# SET EXERCISE
Write out the material again exactly, please, and omit the pictures.

(Collected data entries)
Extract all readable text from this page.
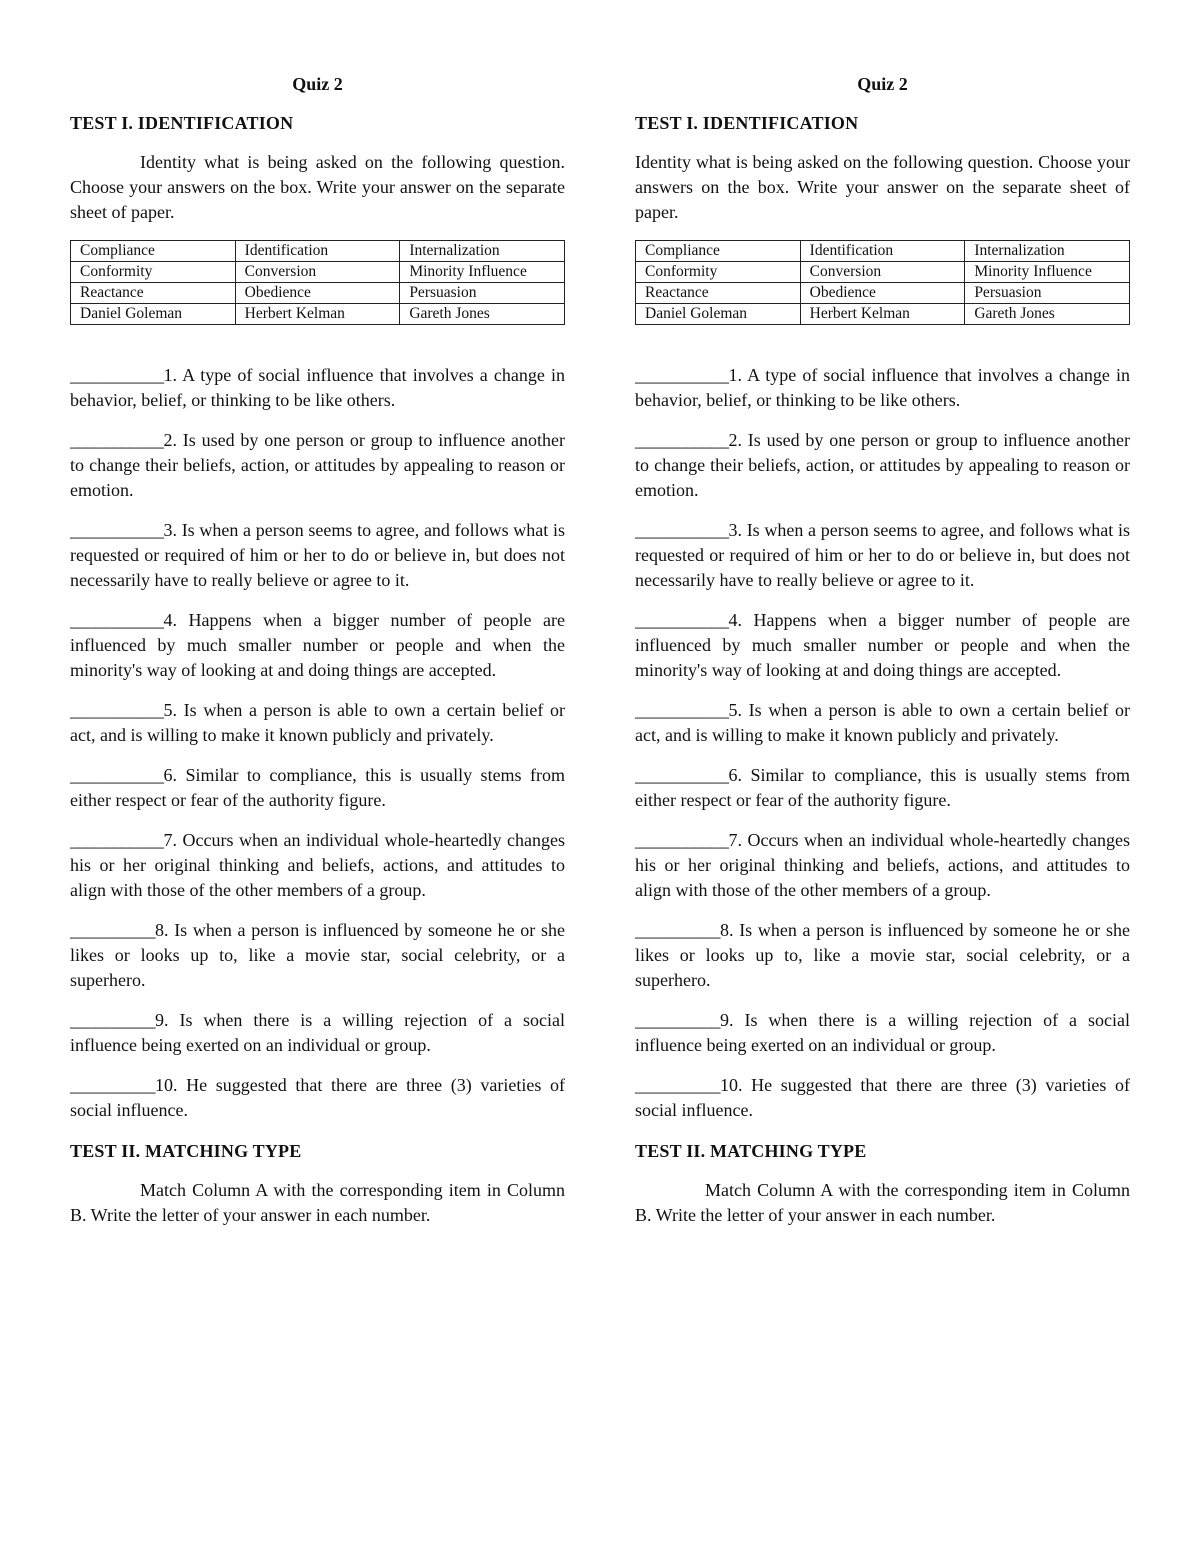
Quiz 2
TEST I. IDENTIFICATION
Identity what is being asked on the following question. Choose your answers on the box. Write your answer on the separate sheet of paper.
Compliance	Identification	Internalization
Conformity	Conversion	Minority Influence
Reactance	Obedience	Persuasion
Daniel Goleman	Herbert Kelman	Gareth Jones
___________1. A type of social influence that involves a change in behavior, belief, or thinking to be like others.
___________2. Is used by one person or group to influence another to change their beliefs, action, or attitudes by appealing to reason or emotion.
___________3. Is when a person seems to agree, and follows what is requested or required of him or her to do or believe in, but does not necessarily have to really believe or agree to it.
___________4. Happens when a bigger number of people are influenced by much smaller number or people and when the minority's way of looking at and doing things are accepted.
___________5. Is when a person is able to own a certain belief or act, and is willing to make it known publicly and privately.
___________6. Similar to compliance, this is usually stems from either respect or fear of the authority figure.
___________7. Occurs when an individual whole-heartedly changes his or her original thinking and beliefs, actions, and attitudes to align with those of the other members of a group.
__________8. Is when a person is influenced by someone he or she likes or looks up to, like a movie star, social celebrity, or a superhero.
__________9. Is when there is a willing rejection of a social influence being exerted on an individual or group.
__________10. He suggested that there are three (3) varieties of social influence.
TEST II. MATCHING TYPE
Match Column A with the corresponding item in Column B. Write the letter of your answer in each number.
Quiz 2
TEST I. IDENTIFICATION
Identity what is being asked on the following question. Choose your answers on the box. Write your answer on the separate sheet of paper.
Compliance	Identification	Internalization
Conformity	Conversion	Minority Influence
Reactance	Obedience	Persuasion
Daniel Goleman	Herbert Kelman	Gareth Jones
___________1. A type of social influence that involves a change in behavior, belief, or thinking to be like others.
___________2. Is used by one person or group to influence another to change their beliefs, action, or attitudes by appealing to reason or emotion.
___________3. Is when a person seems to agree, and follows what is requested or required of him or her to do or believe in, but does not necessarily have to really believe or agree to it.
___________4. Happens when a bigger number of people are influenced by much smaller number or people and when the minority's way of looking at and doing things are accepted.
___________5. Is when a person is able to own a certain belief or act, and is willing to make it known publicly and privately.
___________6. Similar to compliance, this is usually stems from either respect or fear of the authority figure.
___________7. Occurs when an individual whole-heartedly changes his or her original thinking and beliefs, actions, and attitudes to align with those of the other members of a group.
__________8. Is when a person is influenced by someone he or she likes or looks up to, like a movie star, social celebrity, or a superhero.
__________9. Is when there is a willing rejection of a social influence being exerted on an individual or group.
__________10. He suggested that there are three (3) varieties of social influence.
TEST II. MATCHING TYPE
Match Column A with the corresponding item in Column B. Write the letter of your answer in each number.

# RESPONSE
Extract all readable text from this page.
Quiz 2
TEST I. IDENTIFICATION
Identity what is being asked on the following question. Choose your answers on the box. Write your answer on the separate sheet of paper.
Compliance	Identification	Internalization
Conformity	Conversion	Minority Influence
Reactance	Obedience	Persuasion
Daniel Goleman	Herbert Kelman	Gareth Jones
___________1. A type of social influence that involves a change in behavior, belief, or thinking to be like others.
___________2. Is used by one person or group to influence another to change their beliefs, action, or attitudes by appealing to reason or emotion.
___________3. Is when a person seems to agree, and follows what is requested or required of him or her to do or believe in, but does not necessarily have to really believe or agree to it.
___________4. Happens when a bigger number of people are influenced by much smaller number or people and when the minority's way of looking at and doing things are accepted.
___________5. Is when a person is able to own a certain belief or act, and is willing to make it known publicly and privately.
___________6. Similar to compliance, this is usually stems from either respect or fear of the authority figure.
___________7. Occurs when an individual whole-heartedly changes his or her original thinking and beliefs, actions, and attitudes to align with those of the other members of a group.
__________8. Is when a person is influenced by someone he or she likes or looks up to, like a movie star, social celebrity, or a superhero.
__________9. Is when there is a willing rejection of a social influence being exerted on an individual or group.
__________10. He suggested that there are three (3) varieties of social influence.
TEST II. MATCHING TYPE
Match Column A with the corresponding item in Column B. Write the letter of your answer in each number.
Quiz 2
TEST I. IDENTIFICATION
Identity what is being asked on the following question. Choose your answers on the box. Write your answer on the separate sheet of paper.
Compliance	Identification	Internalization
Conformity	Conversion	Minority Influence
Reactance	Obedience	Persuasion
Daniel Goleman	Herbert Kelman	Gareth Jones
___________1. A type of social influence that involves a change in behavior, belief, or thinking to be like others.
___________2. Is used by one person or group to influence another to change their beliefs, action, or attitudes by appealing to reason or emotion.
___________3. Is when a person seems to agree, and follows what is requested or required of him or her to do or believe in, but does not necessarily have to really believe or agree to it.
___________4. Happens when a bigger number of people are influenced by much smaller number or people and when the minority's way of looking at and doing things are accepted.
___________5. Is when a person is able to own a certain belief or act, and is willing to make it known publicly and privately.
___________6. Similar to compliance, this is usually stems from either respect or fear of the authority figure.
___________7. Occurs when an individual whole-heartedly changes his or her original thinking and beliefs, actions, and attitudes to align with those of the other members of a group.
__________8. Is when a person is influenced by someone he or she likes or looks up to, like a movie star, social celebrity, or a superhero.
__________9. Is when there is a willing rejection of a social influence being exerted on an individual or group.
__________10. He suggested that there are three (3) varieties of social influence.
TEST II. MATCHING TYPE
Match Column A with the corresponding item in Column B. Write the letter of your answer in each number.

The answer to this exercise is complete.